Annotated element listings
▼

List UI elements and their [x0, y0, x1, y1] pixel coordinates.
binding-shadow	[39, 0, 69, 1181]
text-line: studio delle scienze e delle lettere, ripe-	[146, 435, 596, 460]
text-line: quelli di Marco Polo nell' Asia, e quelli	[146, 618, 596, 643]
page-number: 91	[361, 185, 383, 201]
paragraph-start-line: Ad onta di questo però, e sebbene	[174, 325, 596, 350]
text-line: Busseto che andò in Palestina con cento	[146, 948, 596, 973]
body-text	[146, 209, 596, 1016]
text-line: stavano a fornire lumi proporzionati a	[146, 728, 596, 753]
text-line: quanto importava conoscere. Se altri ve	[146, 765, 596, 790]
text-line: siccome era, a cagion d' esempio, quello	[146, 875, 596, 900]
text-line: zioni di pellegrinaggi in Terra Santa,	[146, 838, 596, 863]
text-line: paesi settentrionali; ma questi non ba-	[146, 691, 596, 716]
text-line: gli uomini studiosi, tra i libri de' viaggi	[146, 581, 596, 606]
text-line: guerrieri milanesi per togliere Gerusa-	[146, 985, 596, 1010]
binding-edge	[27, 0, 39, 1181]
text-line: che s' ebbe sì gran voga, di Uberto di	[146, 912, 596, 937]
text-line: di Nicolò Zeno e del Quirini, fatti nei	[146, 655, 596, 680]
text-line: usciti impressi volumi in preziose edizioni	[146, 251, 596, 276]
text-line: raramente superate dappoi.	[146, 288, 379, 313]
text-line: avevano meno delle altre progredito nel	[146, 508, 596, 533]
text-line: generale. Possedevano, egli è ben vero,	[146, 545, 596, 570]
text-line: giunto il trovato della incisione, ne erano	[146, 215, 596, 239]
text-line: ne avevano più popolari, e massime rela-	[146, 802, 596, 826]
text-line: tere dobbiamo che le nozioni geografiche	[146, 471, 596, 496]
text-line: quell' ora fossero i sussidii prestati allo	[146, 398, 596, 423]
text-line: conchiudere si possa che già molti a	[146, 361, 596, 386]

▲

▸ TASK GOAL:
List every line of the material above that contains the string "delle", copying each such line in full. Matching is case-sensitive.

▸ OUTPUT OF THE EXERCISE:
text-line: studio delle scienze e delle lettere, ripe-	[146, 435, 596, 460]
text-line: avevano meno delle altre progredito nel	[146, 508, 596, 533]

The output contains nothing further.